## Exercise aim
Reply with one number only, the count of lines holding the string "Capacity".

-- begin --

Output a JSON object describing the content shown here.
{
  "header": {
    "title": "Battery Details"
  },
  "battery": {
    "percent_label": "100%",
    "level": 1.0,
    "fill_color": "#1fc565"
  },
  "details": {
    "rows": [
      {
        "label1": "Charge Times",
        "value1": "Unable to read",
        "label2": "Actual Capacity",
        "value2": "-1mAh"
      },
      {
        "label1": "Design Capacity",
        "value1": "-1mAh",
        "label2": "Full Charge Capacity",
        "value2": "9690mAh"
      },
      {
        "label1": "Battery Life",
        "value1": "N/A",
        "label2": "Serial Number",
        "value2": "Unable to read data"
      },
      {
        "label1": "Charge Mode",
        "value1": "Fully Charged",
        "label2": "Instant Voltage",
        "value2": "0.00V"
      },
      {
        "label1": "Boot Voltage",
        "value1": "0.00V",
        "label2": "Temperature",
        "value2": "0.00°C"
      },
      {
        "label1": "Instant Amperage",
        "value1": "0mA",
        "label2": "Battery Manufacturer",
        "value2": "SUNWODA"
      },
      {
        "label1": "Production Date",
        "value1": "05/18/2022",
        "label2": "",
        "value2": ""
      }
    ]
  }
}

-- end --

## Worked solution
3